(WRITTEN PROBLEM) Search the material for the string "Analysis", then return every line where it is found.

# START OF THE INPUT

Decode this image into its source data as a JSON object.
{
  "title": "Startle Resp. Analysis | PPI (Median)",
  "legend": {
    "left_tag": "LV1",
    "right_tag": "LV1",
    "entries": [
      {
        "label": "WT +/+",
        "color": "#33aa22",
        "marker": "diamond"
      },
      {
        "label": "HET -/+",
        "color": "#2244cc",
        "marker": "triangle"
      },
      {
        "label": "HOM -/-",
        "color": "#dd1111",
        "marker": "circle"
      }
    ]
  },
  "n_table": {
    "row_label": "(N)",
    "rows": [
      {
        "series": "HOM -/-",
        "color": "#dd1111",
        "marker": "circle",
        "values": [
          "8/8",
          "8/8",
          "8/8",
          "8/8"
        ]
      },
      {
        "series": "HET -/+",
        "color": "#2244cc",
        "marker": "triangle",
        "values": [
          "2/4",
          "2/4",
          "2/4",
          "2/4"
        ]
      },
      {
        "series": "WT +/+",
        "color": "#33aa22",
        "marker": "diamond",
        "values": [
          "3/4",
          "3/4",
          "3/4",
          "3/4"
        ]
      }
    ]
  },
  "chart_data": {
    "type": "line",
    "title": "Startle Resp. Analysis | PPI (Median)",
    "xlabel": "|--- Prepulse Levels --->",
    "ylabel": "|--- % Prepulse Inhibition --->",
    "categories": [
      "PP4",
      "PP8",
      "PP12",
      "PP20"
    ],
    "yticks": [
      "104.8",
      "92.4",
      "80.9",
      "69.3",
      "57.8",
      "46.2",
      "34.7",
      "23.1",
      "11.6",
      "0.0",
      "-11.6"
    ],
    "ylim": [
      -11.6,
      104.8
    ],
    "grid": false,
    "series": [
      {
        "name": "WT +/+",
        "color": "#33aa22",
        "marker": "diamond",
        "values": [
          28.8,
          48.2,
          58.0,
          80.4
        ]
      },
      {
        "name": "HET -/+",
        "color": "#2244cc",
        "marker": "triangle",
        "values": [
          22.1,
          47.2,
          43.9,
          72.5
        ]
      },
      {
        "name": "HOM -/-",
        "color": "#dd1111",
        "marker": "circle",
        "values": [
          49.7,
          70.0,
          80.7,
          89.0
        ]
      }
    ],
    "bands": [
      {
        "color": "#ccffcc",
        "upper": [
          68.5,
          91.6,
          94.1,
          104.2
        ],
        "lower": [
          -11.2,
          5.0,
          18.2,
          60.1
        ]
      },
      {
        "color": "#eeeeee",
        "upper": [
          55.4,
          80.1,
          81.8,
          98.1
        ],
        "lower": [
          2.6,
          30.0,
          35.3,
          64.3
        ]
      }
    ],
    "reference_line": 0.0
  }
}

# END OF THE INPUT
# START OF THE INPUT

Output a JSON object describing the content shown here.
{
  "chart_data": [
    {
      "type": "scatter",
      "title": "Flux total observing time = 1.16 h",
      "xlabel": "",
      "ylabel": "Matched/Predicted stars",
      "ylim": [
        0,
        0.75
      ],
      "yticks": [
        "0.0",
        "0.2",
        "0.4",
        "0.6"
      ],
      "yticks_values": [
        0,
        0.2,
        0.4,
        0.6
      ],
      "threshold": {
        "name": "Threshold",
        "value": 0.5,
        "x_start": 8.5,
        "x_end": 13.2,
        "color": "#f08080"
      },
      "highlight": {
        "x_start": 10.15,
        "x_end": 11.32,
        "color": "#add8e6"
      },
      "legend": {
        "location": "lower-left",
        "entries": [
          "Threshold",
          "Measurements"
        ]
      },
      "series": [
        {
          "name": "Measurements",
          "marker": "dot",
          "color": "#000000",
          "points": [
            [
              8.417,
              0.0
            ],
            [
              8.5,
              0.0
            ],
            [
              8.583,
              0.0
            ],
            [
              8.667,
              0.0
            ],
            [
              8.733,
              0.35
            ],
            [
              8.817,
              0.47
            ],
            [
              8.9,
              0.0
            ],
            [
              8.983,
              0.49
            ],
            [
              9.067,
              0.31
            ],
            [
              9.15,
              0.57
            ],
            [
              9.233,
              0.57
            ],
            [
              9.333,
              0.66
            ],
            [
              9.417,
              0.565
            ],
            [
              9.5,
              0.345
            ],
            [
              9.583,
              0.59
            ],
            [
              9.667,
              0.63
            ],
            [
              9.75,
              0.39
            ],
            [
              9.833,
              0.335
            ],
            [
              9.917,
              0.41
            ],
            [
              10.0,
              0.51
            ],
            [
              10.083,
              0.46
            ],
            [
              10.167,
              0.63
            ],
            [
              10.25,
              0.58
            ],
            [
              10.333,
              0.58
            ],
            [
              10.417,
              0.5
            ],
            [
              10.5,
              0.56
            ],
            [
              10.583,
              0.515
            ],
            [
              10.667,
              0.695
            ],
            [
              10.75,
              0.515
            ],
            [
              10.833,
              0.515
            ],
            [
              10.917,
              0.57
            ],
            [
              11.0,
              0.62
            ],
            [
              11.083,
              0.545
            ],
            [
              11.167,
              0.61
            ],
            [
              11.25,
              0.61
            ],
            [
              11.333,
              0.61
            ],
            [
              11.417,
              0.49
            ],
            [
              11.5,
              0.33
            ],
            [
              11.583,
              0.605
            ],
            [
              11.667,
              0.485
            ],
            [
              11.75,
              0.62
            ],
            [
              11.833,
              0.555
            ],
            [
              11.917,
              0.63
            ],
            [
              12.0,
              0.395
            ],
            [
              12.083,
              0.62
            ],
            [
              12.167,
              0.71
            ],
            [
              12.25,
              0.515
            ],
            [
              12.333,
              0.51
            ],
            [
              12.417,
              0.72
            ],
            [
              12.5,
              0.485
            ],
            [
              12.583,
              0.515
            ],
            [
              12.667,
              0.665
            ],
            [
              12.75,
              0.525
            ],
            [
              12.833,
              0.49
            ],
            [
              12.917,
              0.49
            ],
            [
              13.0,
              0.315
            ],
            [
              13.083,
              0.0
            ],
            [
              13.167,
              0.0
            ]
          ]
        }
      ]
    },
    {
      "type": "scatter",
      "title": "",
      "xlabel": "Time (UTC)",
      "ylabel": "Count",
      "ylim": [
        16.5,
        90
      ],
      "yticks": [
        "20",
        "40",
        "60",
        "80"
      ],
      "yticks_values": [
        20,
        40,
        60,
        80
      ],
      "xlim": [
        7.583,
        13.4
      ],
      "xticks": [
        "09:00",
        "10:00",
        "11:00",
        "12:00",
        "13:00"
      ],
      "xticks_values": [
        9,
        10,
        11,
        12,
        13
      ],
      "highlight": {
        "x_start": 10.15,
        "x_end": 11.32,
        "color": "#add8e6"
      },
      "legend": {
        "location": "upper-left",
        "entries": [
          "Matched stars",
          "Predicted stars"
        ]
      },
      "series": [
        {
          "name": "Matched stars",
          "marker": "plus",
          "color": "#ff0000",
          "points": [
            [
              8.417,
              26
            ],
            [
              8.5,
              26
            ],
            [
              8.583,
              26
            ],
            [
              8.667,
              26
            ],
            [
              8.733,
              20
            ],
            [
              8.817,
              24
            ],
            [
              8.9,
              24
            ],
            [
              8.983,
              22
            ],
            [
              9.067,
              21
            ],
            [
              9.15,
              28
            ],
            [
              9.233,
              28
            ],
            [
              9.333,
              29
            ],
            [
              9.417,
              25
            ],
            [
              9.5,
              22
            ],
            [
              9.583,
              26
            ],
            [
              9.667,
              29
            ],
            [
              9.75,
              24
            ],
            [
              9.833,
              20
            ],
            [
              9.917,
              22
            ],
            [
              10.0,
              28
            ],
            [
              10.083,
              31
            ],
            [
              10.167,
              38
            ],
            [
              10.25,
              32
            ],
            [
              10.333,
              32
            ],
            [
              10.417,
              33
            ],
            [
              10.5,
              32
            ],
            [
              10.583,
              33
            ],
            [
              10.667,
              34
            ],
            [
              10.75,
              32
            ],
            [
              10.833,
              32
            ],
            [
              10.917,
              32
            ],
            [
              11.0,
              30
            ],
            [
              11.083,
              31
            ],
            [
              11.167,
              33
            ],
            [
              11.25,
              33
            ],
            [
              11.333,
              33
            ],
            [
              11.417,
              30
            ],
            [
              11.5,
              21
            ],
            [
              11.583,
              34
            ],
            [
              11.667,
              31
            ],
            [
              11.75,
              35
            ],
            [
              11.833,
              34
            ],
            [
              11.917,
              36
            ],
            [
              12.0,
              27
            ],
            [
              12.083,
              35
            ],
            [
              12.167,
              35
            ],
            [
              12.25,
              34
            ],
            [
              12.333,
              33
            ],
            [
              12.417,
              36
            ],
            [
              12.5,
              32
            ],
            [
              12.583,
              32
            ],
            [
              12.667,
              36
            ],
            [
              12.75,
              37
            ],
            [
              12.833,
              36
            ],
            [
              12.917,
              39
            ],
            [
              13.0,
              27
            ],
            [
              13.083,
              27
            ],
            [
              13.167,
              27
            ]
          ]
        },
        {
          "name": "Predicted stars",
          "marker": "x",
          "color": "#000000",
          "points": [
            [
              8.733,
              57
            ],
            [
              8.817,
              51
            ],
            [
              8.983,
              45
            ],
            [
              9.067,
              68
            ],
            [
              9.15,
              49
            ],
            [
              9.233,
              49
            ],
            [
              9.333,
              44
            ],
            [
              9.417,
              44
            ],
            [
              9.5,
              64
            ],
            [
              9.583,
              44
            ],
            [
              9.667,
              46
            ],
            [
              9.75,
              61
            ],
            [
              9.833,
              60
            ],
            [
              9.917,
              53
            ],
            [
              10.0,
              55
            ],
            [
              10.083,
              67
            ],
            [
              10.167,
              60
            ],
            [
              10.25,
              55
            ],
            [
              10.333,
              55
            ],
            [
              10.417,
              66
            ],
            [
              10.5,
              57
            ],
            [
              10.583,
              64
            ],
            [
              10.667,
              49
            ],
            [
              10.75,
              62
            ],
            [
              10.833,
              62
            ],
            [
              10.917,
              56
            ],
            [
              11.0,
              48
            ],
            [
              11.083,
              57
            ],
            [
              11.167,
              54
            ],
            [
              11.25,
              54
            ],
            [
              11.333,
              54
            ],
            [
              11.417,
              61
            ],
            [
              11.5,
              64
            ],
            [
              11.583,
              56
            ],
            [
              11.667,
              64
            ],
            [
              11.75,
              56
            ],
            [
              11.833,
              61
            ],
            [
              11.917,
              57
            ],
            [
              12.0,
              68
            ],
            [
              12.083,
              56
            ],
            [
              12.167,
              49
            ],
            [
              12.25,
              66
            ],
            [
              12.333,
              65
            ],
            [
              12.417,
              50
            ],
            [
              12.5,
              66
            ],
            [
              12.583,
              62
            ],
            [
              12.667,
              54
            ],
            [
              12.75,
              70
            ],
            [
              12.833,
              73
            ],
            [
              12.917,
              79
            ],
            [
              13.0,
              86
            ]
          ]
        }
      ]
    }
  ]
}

# END OF THE INPUT
# START OF THE INPUT

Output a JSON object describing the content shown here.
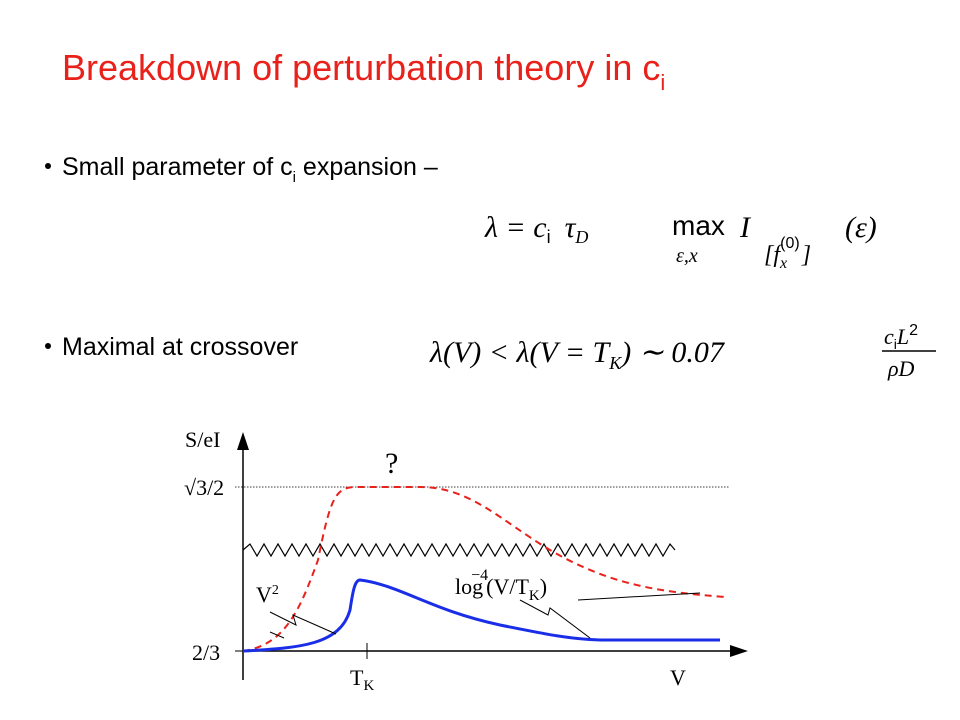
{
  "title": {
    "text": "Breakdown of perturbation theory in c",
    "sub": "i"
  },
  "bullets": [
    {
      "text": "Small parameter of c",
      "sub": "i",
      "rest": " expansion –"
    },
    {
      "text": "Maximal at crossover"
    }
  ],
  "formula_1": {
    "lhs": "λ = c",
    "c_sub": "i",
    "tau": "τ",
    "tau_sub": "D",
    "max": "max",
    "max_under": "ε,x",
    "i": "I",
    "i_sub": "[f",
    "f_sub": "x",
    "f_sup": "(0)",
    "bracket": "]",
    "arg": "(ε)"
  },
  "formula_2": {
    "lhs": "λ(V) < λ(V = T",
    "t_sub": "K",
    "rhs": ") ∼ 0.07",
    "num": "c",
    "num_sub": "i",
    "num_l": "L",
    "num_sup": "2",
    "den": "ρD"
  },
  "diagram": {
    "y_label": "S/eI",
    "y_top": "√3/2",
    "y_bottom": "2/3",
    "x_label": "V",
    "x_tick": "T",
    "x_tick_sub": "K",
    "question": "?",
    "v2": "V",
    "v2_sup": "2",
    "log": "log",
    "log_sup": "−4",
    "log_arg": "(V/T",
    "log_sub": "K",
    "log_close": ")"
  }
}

# END OF THE INPUT

(SOLUTION FOR THIS PROBLEM)
  "title": "Startle Resp. Analysis | PPI (Median)",
    "title": "Startle Resp. Analysis | PPI (Median)",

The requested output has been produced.